◆ **Set task**
Below are records; state how many of their lines hold the word "through", and give only the figure.

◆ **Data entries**

****************************************

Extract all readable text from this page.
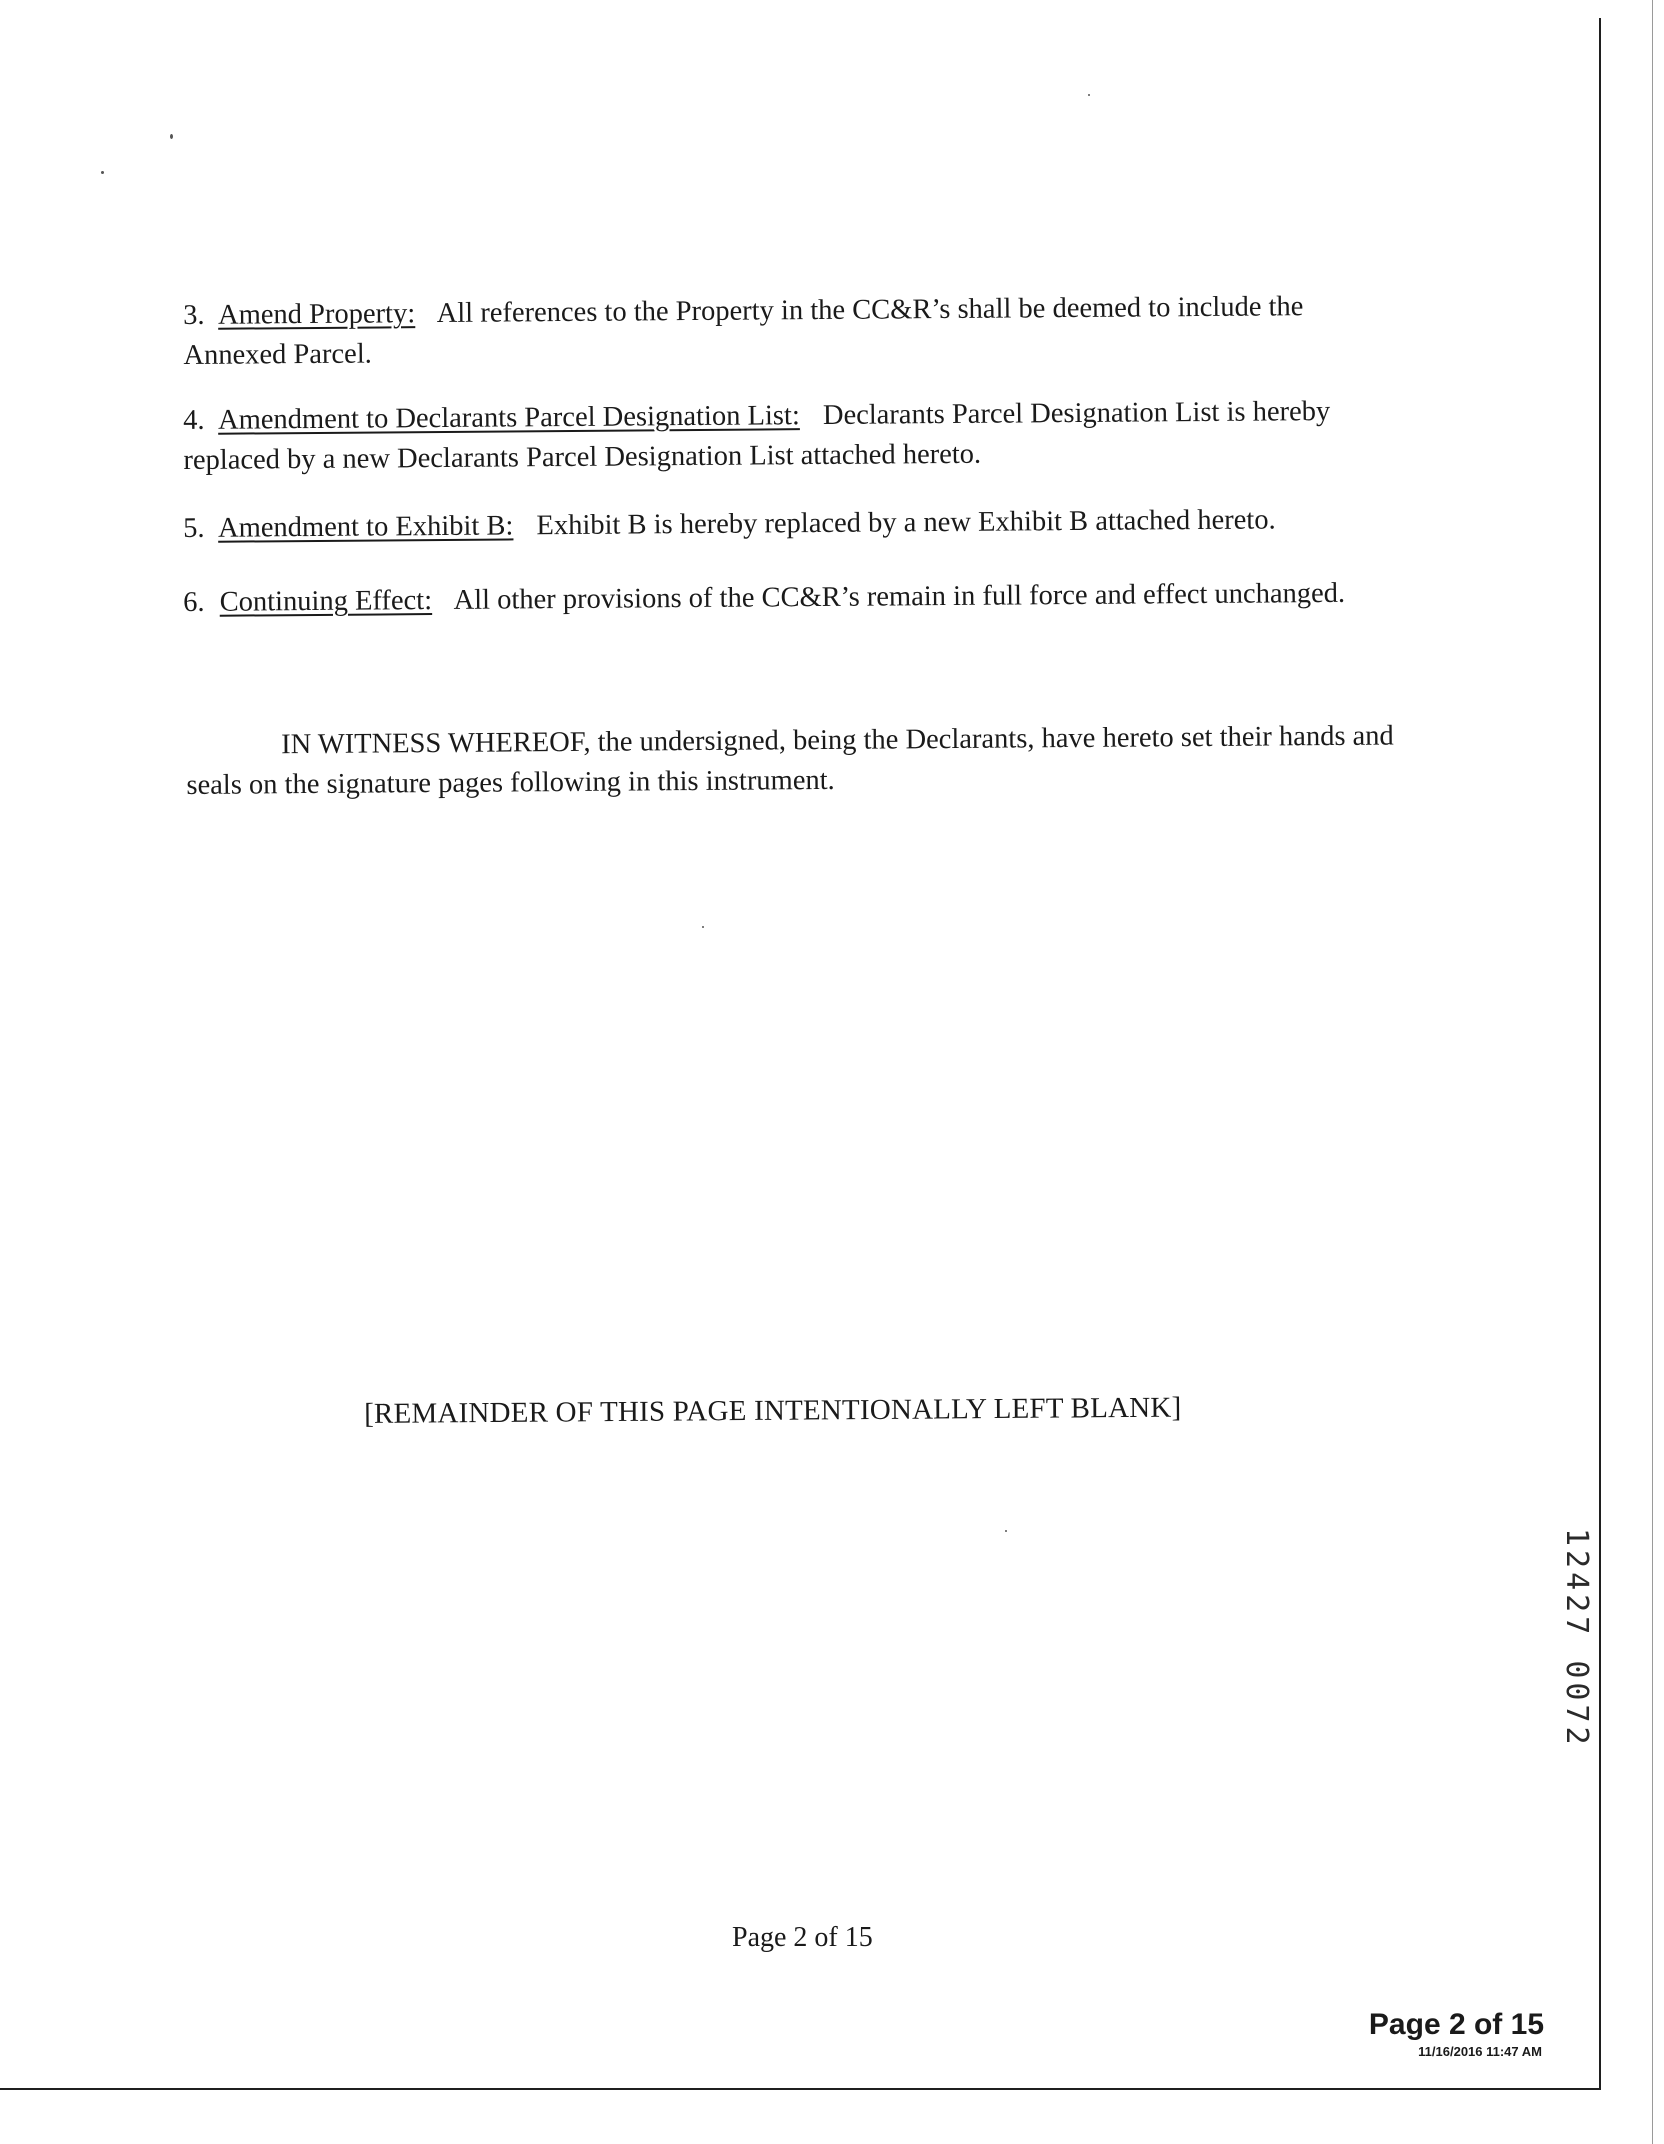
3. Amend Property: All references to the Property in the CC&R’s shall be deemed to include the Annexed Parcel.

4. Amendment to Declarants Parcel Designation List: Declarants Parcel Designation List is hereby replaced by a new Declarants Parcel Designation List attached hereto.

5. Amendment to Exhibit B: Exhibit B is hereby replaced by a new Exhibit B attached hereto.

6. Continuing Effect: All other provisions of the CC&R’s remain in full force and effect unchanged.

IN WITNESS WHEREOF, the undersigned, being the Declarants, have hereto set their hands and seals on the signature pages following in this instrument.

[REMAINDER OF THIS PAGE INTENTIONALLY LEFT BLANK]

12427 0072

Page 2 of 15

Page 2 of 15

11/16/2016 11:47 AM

****************************************

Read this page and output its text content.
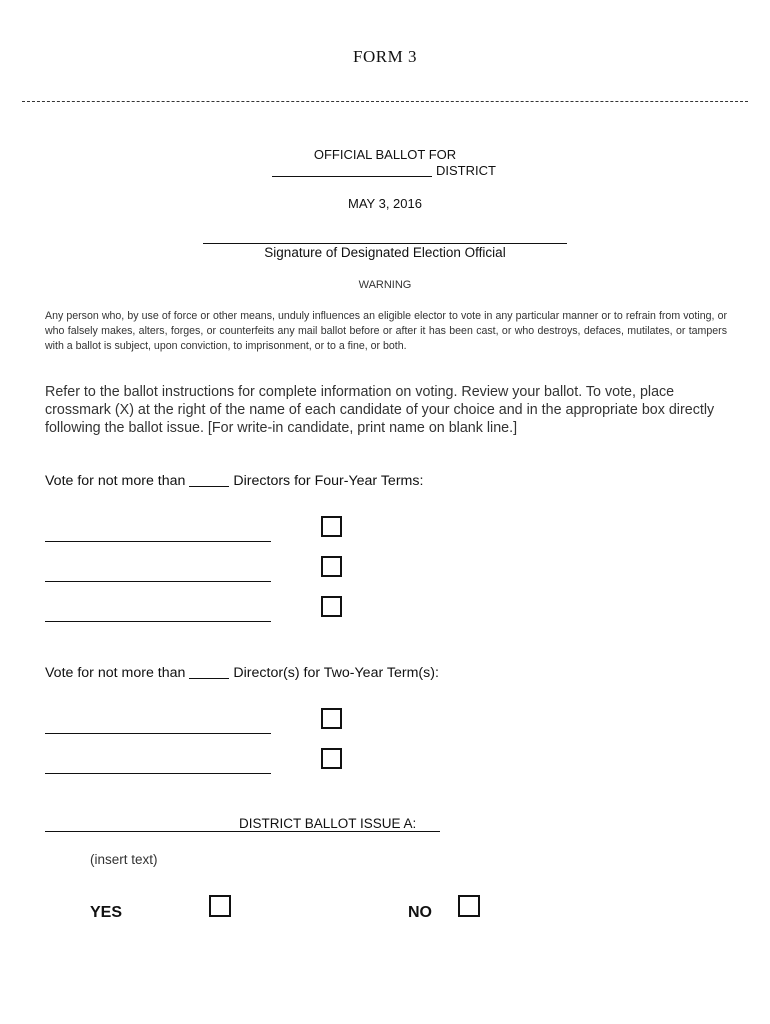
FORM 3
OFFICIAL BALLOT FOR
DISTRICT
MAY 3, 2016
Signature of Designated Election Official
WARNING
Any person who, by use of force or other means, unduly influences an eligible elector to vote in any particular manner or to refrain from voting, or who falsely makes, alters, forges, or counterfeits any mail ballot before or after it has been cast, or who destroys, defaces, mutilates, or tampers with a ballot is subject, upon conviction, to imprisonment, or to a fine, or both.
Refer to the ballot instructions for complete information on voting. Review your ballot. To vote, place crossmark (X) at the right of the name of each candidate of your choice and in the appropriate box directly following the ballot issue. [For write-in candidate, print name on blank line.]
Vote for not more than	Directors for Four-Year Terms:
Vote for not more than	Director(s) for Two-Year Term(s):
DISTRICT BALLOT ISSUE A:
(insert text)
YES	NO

****************************************

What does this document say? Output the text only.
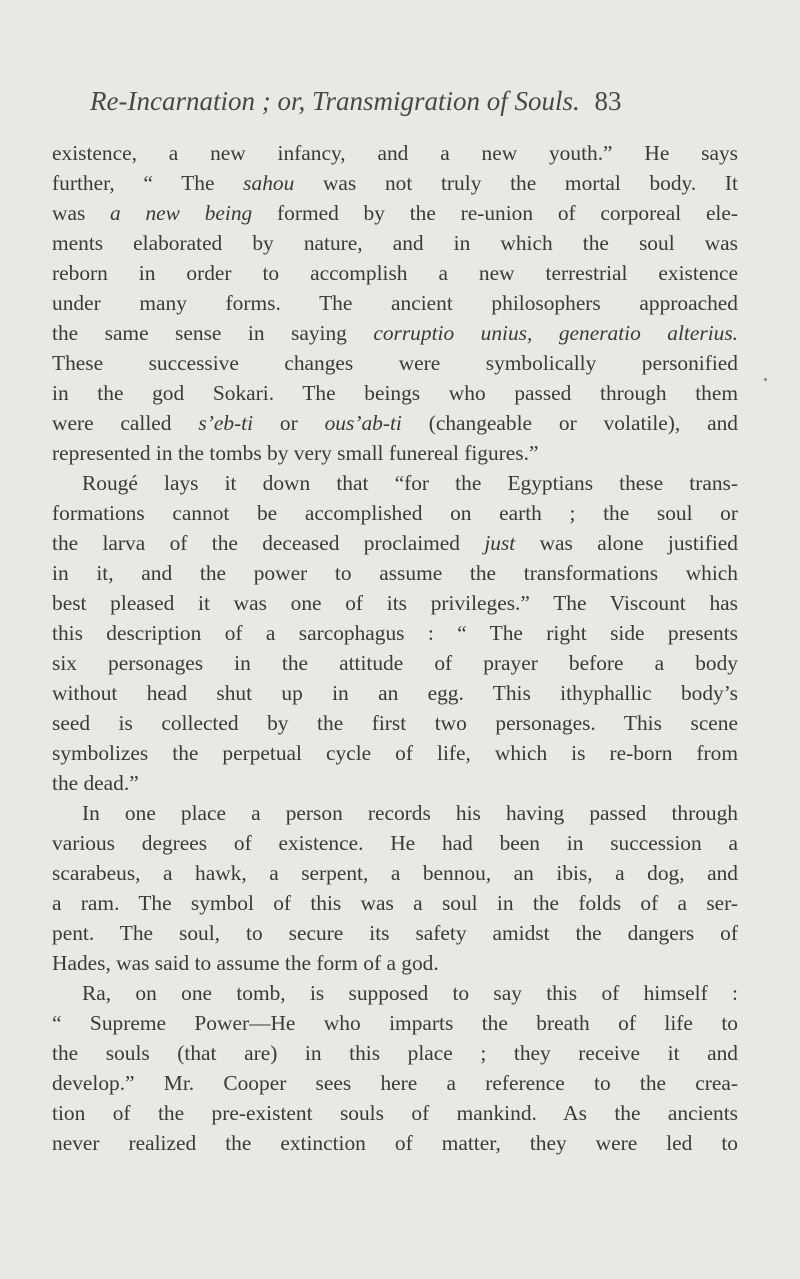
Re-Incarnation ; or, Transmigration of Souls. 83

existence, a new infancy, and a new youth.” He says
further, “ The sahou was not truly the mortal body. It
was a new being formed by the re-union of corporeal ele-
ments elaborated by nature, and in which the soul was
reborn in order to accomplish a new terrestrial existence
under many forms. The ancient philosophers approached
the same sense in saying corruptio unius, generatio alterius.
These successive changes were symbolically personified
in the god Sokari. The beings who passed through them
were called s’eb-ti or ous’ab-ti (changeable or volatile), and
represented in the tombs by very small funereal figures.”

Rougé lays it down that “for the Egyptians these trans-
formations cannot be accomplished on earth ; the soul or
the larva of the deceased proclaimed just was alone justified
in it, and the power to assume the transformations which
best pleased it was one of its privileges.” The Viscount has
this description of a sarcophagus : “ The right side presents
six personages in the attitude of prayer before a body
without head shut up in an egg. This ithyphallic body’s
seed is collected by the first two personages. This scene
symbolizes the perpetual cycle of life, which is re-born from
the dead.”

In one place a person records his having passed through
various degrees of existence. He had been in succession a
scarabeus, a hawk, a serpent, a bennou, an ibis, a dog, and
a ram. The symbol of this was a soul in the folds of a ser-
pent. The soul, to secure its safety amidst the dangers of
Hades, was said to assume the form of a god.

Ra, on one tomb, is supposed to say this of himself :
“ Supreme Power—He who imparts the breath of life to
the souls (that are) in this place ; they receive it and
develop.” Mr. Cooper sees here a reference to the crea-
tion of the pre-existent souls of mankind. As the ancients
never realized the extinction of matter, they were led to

****************************************

◆ **Output below**
2